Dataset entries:
* * * * * * *
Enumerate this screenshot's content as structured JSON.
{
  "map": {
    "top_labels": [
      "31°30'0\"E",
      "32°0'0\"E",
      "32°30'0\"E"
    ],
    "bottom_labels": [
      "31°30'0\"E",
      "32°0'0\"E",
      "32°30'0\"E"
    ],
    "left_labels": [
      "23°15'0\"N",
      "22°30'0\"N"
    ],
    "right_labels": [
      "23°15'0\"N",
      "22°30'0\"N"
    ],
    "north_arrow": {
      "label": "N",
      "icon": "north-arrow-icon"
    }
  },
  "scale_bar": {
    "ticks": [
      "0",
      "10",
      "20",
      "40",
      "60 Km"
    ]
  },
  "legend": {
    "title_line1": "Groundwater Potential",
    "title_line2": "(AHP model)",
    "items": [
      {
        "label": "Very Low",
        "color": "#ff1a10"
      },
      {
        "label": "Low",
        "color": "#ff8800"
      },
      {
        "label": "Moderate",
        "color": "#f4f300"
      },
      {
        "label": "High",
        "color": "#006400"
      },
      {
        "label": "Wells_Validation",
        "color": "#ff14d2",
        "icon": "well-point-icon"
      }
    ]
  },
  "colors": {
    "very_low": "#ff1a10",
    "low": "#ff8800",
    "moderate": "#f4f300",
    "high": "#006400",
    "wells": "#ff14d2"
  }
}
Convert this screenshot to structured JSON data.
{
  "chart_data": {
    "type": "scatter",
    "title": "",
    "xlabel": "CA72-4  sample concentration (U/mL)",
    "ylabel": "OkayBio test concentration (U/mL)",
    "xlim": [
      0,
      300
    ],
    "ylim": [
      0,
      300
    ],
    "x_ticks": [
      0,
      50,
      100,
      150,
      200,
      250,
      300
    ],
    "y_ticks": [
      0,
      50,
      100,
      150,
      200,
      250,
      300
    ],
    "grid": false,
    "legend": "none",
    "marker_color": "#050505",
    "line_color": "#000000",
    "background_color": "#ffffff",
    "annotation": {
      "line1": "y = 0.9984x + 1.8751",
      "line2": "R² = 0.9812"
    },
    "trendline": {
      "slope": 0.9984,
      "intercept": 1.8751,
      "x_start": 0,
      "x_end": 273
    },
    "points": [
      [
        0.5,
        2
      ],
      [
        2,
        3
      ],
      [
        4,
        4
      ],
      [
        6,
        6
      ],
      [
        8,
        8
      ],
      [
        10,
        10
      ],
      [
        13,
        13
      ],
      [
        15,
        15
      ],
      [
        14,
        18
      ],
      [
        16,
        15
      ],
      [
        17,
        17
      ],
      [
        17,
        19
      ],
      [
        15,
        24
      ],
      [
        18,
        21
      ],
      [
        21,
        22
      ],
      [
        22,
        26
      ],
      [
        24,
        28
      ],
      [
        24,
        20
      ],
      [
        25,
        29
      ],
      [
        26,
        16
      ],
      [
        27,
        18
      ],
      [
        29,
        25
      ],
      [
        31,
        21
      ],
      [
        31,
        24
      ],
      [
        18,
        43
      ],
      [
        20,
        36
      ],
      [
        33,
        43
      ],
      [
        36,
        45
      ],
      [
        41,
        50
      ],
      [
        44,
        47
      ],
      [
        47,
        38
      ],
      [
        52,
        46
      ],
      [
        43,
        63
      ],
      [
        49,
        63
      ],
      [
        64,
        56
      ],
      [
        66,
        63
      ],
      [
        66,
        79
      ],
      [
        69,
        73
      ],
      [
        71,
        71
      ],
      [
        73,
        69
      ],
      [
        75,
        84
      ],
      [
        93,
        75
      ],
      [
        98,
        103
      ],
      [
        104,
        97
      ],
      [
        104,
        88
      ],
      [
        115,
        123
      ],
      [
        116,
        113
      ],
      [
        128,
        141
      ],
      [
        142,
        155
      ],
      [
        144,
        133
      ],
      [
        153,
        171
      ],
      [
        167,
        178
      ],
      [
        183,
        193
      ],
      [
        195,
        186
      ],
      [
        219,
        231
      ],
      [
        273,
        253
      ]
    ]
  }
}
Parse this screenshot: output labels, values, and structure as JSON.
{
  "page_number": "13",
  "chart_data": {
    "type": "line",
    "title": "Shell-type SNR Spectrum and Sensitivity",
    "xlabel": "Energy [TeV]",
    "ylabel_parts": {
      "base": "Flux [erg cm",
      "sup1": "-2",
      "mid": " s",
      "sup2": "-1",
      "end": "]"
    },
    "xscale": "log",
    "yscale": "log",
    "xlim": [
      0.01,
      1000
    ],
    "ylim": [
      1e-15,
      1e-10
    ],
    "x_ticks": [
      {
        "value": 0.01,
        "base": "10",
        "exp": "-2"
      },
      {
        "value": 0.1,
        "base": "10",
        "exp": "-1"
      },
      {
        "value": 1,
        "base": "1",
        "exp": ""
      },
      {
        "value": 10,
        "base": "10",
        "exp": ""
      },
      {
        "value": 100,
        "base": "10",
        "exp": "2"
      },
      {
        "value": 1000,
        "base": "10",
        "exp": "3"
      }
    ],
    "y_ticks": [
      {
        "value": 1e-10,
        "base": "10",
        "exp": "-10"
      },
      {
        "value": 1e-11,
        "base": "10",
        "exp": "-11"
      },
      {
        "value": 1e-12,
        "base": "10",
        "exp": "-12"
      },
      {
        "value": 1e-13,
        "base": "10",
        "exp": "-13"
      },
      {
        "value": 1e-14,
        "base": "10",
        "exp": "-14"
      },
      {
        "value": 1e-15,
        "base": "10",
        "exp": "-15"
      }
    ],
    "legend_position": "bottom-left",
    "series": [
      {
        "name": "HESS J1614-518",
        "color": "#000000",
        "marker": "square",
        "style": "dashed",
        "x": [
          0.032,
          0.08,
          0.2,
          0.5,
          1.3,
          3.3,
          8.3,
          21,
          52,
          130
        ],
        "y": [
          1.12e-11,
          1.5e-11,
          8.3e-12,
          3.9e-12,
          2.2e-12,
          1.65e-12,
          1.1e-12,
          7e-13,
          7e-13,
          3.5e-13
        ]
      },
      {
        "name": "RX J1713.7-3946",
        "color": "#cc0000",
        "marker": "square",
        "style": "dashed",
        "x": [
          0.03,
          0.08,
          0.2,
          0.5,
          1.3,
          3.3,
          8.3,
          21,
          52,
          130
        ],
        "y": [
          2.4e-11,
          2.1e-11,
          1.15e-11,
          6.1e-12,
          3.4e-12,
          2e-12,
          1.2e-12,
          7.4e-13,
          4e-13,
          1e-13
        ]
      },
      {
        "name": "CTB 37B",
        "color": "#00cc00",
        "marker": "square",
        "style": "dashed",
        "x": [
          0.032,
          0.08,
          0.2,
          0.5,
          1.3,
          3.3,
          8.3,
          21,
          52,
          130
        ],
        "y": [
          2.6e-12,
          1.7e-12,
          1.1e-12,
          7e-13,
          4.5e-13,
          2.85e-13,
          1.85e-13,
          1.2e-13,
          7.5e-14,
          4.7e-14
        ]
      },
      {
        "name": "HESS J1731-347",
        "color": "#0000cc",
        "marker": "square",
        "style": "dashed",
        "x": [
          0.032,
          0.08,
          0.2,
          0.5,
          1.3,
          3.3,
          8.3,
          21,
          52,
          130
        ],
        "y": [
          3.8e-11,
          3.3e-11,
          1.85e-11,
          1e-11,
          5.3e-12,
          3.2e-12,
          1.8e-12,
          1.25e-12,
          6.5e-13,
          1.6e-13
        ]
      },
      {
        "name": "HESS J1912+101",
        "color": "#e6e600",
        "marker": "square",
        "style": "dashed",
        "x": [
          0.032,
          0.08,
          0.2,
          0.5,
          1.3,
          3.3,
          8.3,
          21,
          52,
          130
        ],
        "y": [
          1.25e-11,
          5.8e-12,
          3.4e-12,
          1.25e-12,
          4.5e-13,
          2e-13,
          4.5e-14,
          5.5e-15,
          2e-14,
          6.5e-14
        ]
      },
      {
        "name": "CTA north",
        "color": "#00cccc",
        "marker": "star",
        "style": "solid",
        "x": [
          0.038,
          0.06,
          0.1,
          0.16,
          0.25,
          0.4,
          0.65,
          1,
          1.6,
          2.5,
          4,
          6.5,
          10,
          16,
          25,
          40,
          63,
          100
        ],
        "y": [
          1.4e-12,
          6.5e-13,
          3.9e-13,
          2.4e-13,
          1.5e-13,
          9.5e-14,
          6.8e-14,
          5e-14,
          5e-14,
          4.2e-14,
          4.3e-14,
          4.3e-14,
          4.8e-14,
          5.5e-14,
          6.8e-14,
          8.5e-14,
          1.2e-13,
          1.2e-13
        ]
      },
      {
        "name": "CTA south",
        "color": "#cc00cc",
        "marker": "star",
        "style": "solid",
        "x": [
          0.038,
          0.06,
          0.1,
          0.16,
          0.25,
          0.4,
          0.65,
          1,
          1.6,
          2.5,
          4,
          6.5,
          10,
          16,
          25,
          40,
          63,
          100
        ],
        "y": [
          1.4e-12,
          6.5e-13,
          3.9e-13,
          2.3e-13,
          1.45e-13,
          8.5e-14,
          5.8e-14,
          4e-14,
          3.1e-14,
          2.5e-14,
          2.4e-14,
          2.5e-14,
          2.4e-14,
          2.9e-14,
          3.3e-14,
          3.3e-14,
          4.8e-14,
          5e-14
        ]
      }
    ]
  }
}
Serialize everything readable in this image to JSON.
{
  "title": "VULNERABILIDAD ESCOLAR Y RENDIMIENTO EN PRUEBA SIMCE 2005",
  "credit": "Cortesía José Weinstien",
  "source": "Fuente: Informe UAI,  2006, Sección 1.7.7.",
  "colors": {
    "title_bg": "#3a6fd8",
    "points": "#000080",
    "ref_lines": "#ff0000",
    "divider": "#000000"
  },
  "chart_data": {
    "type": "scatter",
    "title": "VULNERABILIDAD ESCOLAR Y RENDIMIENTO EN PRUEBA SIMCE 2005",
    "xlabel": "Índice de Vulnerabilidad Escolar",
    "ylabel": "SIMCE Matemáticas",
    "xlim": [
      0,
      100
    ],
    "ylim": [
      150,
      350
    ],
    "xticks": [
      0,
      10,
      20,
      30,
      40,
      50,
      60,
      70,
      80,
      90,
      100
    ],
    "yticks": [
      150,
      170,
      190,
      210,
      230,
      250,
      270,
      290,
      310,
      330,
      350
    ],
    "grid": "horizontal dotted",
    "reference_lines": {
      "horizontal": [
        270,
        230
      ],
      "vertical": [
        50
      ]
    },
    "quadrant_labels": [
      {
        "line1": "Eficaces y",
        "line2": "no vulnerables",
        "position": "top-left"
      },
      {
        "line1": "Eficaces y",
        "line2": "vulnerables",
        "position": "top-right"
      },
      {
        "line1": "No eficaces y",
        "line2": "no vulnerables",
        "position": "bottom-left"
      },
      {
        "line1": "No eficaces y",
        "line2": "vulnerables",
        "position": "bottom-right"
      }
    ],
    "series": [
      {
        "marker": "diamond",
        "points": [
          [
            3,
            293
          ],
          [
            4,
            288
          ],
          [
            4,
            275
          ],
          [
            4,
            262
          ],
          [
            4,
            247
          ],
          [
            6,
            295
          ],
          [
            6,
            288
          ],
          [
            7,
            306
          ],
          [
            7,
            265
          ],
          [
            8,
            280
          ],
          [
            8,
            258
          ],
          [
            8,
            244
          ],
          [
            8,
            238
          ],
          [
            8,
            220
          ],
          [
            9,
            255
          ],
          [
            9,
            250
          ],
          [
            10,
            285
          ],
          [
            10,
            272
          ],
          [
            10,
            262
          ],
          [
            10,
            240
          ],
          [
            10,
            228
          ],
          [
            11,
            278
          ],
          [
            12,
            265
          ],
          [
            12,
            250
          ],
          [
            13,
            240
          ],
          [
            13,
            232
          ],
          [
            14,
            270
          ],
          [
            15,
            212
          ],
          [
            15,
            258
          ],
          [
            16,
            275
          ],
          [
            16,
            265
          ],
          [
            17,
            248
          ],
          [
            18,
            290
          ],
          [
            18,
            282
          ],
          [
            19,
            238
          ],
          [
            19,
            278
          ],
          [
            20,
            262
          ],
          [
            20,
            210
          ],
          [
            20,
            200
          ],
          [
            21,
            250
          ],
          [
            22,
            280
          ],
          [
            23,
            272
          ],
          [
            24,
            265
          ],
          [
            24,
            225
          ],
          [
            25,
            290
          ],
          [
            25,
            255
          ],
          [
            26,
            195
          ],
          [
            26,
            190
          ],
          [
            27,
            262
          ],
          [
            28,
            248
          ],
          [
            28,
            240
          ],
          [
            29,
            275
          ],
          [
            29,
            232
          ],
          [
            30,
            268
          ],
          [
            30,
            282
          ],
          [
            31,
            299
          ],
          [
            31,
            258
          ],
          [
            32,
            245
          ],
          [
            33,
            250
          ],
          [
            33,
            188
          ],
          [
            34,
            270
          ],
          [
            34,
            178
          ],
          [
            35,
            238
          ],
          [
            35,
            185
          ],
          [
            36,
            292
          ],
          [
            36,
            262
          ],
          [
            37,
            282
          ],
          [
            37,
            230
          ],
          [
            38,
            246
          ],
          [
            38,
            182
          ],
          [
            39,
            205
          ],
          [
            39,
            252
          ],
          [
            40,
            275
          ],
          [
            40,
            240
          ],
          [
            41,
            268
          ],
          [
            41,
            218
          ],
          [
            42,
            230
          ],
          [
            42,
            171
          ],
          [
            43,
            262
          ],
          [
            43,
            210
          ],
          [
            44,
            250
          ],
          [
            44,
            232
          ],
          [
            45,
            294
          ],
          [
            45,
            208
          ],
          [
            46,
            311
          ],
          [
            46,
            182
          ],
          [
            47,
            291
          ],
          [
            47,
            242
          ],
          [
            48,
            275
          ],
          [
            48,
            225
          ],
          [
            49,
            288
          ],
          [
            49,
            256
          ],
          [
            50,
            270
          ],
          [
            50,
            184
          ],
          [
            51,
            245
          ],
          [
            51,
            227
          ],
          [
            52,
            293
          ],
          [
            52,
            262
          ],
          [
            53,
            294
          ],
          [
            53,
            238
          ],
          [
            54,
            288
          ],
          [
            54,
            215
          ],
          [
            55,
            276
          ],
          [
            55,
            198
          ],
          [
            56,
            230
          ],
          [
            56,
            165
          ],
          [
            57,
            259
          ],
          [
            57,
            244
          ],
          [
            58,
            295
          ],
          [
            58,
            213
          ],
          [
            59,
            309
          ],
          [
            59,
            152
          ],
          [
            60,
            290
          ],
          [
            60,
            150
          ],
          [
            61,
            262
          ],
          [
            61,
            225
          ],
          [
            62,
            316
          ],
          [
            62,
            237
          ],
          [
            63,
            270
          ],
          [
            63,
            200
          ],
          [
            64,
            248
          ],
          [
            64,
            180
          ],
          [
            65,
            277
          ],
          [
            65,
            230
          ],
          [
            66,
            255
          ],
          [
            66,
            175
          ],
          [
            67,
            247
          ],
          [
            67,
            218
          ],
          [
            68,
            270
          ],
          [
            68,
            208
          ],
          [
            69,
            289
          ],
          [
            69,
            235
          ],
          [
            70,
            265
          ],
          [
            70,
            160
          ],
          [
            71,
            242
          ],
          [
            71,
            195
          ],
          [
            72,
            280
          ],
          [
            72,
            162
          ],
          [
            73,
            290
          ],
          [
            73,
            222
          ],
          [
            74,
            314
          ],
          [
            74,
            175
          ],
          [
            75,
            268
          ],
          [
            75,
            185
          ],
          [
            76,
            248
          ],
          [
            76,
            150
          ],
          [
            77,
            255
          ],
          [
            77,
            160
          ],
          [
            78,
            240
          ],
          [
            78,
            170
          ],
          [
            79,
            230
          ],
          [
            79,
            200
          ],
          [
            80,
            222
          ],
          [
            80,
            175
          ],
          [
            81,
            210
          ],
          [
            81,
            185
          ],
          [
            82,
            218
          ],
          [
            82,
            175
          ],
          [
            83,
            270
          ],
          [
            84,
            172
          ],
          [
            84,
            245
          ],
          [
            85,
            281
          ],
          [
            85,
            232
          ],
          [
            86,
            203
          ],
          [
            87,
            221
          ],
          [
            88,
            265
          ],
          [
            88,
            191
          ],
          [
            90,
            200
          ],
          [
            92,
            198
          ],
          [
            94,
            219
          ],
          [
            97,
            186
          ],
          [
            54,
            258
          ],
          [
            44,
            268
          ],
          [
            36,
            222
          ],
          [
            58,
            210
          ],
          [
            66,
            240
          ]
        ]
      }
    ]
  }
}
* * * * * * *
_Given exercise_
Copy each line of the records that contains the word "concentration".

_Output below_
    "xlabel": "CA72-4  sample concentration (U/mL)",
    "ylabel": "OkayBio test concentration (U/mL)",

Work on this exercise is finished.